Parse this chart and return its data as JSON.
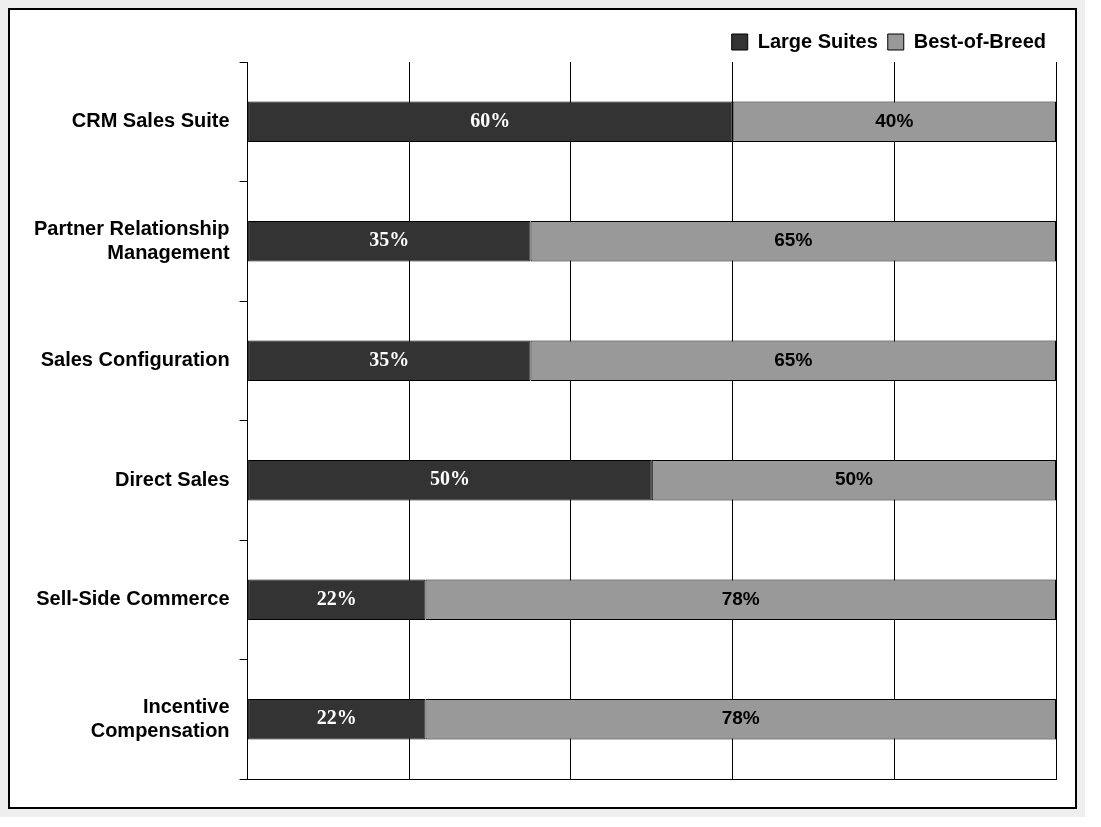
{
  "chart_data": {
    "type": "bar",
    "orientation": "horizontal",
    "stacked": true,
    "categories": [
      "CRM Sales Suite",
      "Partner Relationship Management",
      "Sales Configuration",
      "Direct Sales",
      "Sell-Side Commerce",
      "Incentive Compensation"
    ],
    "series": [
      {
        "name": "Large Suites",
        "color": "#333333",
        "values": [
          60,
          35,
          35,
          50,
          22,
          22
        ],
        "value_labels": [
          "60%",
          "35%",
          "35%",
          "50%",
          "22%",
          "22%"
        ]
      },
      {
        "name": "Best-of-Breed",
        "color": "#999999",
        "values": [
          40,
          65,
          65,
          50,
          78,
          78
        ],
        "value_labels": [
          "40%",
          "65%",
          "65%",
          "50%",
          "78%",
          "78%"
        ]
      }
    ],
    "grid": "x",
    "legend": "top right",
    "tick_labels": "y"
  }
}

→ Work to be completed
Reply with nothing but the number of lines in the data above that contain "Sales".

→ Final result
3